## Given text
Financial Bloat in Illinois School Budgets
Too many school districts mean higher costs by Lilly Rossi

Parents in Kane County deserve to know where their hard-earned tax dollars are going—and far too much is being wasted on bloated school district bureaucracy. Illinois has 866 school districts, many of which oversee just one or two schools. That means hundreds of superintendents, HR departments, and administrative offices duplicating work and draining resources that should be going directly to classrooms. In 2018 alone, Illinois spent 2.5 times the national average on general administration. If we had simply matched the national average, we could have saved over $700 million—money that could have funded better curriculum, safer schools, and stronger support for teachers.

## Data for processing
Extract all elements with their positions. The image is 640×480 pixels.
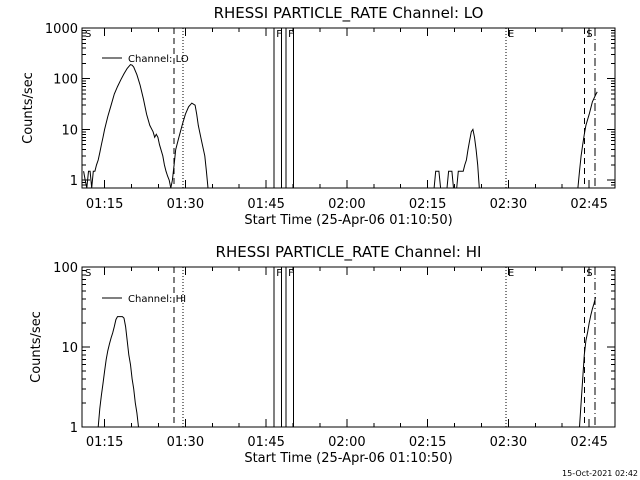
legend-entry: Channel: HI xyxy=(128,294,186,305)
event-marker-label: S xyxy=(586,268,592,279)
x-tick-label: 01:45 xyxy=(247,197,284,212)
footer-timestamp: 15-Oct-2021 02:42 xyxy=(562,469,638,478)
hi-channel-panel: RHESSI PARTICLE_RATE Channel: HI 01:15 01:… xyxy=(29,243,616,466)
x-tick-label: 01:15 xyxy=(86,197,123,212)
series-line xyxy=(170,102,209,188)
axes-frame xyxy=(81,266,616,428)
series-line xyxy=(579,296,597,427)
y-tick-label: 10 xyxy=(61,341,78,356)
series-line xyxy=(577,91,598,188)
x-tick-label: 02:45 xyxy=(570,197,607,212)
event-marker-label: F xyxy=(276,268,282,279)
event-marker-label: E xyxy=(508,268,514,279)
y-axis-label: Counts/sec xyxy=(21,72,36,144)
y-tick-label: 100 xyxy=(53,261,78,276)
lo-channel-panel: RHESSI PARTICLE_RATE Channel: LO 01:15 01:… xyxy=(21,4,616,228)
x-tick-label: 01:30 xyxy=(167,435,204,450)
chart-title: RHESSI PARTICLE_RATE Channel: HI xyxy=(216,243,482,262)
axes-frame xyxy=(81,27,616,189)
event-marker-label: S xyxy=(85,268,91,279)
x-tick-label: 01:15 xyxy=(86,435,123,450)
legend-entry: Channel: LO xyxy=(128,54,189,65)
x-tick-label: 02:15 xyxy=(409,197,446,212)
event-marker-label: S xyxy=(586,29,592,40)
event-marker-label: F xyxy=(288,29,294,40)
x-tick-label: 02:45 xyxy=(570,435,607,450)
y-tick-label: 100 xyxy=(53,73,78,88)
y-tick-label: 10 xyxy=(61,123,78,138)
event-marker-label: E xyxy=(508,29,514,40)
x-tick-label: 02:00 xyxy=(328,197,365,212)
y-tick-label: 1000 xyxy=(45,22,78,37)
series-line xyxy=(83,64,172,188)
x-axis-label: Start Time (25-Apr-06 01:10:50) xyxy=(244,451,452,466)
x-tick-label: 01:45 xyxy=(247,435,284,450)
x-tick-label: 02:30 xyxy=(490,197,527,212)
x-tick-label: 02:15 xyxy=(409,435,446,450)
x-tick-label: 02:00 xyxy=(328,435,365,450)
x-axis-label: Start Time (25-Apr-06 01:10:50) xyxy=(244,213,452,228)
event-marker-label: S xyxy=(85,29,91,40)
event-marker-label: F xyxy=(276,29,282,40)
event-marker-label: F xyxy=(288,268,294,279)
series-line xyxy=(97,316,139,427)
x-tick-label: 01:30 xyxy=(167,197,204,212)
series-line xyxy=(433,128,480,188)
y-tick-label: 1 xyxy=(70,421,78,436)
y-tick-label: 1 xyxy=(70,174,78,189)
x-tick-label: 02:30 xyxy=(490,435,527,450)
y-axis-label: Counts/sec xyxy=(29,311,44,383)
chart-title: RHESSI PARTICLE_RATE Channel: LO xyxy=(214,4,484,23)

## Work to do
**1.** Render the rows as a JSON list of strings, one per line and with blank lines left out, covering everything from the line containing "legend-entry: Channel: HI" down to the line containing "footer-timestamp: 15-Oct-2021 02:42".
**2.** Continue the piece on wasteful spending in Illinois school district administration from the point where it ends.

## Answers for this exercise
**1.**
[
  "legend-entry: Channel: HI xyxy=(128,294,186,305)",
  "event-marker-label: S xyxy=(586,268,592,279)",
  "x-tick-label: 01:45 xyxy=(247,197,284,212)",
  "footer-timestamp: 15-Oct-2021 02:42 xyxy=(562,469,638,478)"
]

**2.**
Lawmakers recently passed House Bill 2966 to offer grants for districts to study consolidation, but this is just a baby step. The real problem is that district leaders—who benefit from the current system—have no incentive to cut their own jobs. Meanwhile, taxpayers are left footing the bill for inflated salaries, including one administrator who retired with a $500,000 payout amid a DUI scandal. Parents should be outraged that their property taxes—the highest in the nation—are being used to prop up a system that prioritizes bureaucracy over student success.
Consolidation doesn’t mean closing schools or cutting teachers. It means streamlining district-level administration so more dollars reach the classroom. But under current law, regional superintendents can veto consolidation efforts, even if taxpayers support them. That’s unacceptable. Kane County families should be empowered to decide how many layers of government are necessary to educate their children—not blocked by unelected bureaucrats. It’s time to demand reform that puts students first and restores fiscal sanity to our schools.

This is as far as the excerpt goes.